Description of the task
Can you print the data exactly and leave out each image?

Input
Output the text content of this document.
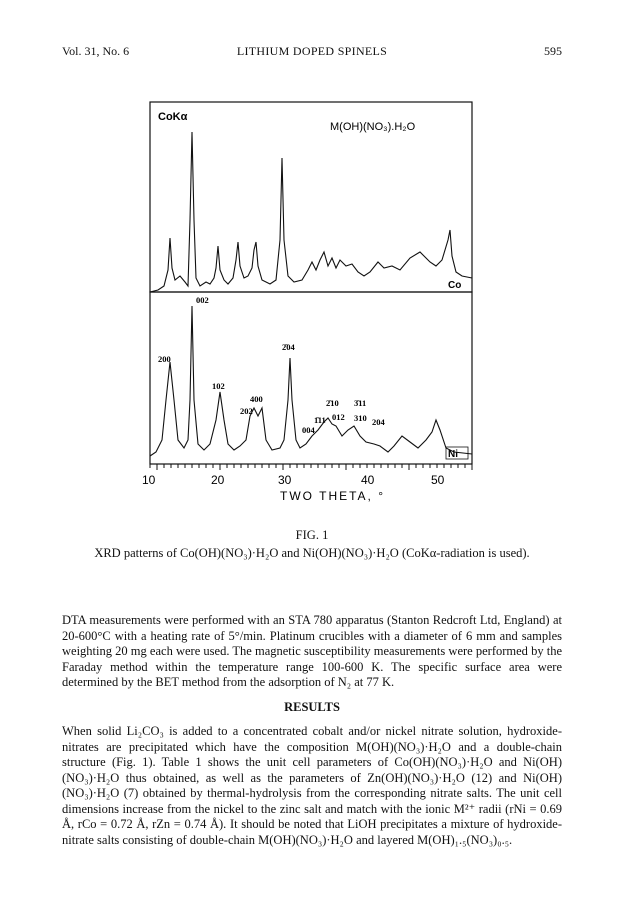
Vol. 31, No. 6	LITHIUM DOPED SPINELS	595
CoKα
M(OH)(NO₃).H₂O
Co
Ni
002
200
102
400
202
2̄04
2̄10 3̄11
1̄11 012 310
004
204
10	20	30	40	50
TWO THETA, °
FIG. 1
XRD patterns of Co(OH)(NO₃)·H₂O and Ni(OH)(NO₃)·H₂O (CoKα-radiation is used).

DTA measurements were performed with an STA 780 apparatus (Stanton Redcroft Ltd, England) at 20-600°C with a heating rate of 5°/min. Platinum crucibles with a diameter of 6 mm and samples weighting 20 mg each were used. The magnetic susceptibility measurements were performed by the Faraday method within the temperature range 100-600 K. The specific surface area were determined by the BET method from the adsorption of N₂ at 77 K.

RESULTS

When solid Li₂CO₃ is added to a concentrated cobalt and/or nickel nitrate solution, hydroxide-nitrates are precipitated which have the composition M(OH)(NO₃)·H₂O and a double-chain structure (Fig. 1). Table 1 shows the unit cell parameters of Co(OH)(NO₃)·H₂O and Ni(OH)(NO₃)·H₂O thus obtained, as well as the parameters of Zn(OH)(NO₃)·H₂O (12) and Ni(OH)(NO₃)·H₂O (7) obtained by thermal-hydrolysis from the corresponding nitrate salts. The unit cell dimensions increase from the nickel to the zinc salt and match with the ionic M²⁺ radii (rNi = 0.69 Å, rCo = 0.72 Å, rZn = 0.74 Å). It should be noted that LiOH precipitates a mixture of hydroxide-nitrate salts consisting of double-chain M(OH)(NO₃)·H₂O and layered M(OH)₁.₅(NO₃)₀.₅.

Task result
Output the text content of this document.
Vol. 31, No. 6	LITHIUM DOPED SPINELS	595
CoKα
M(OH)(NO₃).H₂O
Co
Ni
002
200
102
400
202
2̄04
2̄10 3̄11
1̄11 012 310
004
204
10	20	30	40	50
TWO THETA, °
FIG. 1
XRD patterns of Co(OH)(NO₃)·H₂O and Ni(OH)(NO₃)·H₂O (CoKα-radiation is used).

DTA measurements were performed with an STA 780 apparatus (Stanton Redcroft Ltd, England) at 20-600°C with a heating rate of 5°/min. Platinum crucibles with a diameter of 6 mm and samples weighting 20 mg each were used. The magnetic susceptibility measurements were performed by the Faraday method within the temperature range 100-600 K. The specific surface area were determined by the BET method from the adsorption of N₂ at 77 K.

RESULTS

When solid Li₂CO₃ is added to a concentrated cobalt and/or nickel nitrate solution, hydroxide-nitrates are precipitated which have the composition M(OH)(NO₃)·H₂O and a double-chain structure (Fig. 1). Table 1 shows the unit cell parameters of Co(OH)(NO₃)·H₂O and Ni(OH)(NO₃)·H₂O thus obtained, as well as the parameters of Zn(OH)(NO₃)·H₂O (12) and Ni(OH)(NO₃)·H₂O (7) obtained by thermal-hydrolysis from the corresponding nitrate salts. The unit cell dimensions increase from the nickel to the zinc salt and match with the ionic M²⁺ radii (rNi = 0.69 Å, rCo = 0.72 Å, rZn = 0.74 Å). It should be noted that LiOH precipitates a mixture of hydroxide-nitrate salts consisting of double-chain M(OH)(NO₃)·H₂O and layered M(OH)₁.₅(NO₃)₀.₅.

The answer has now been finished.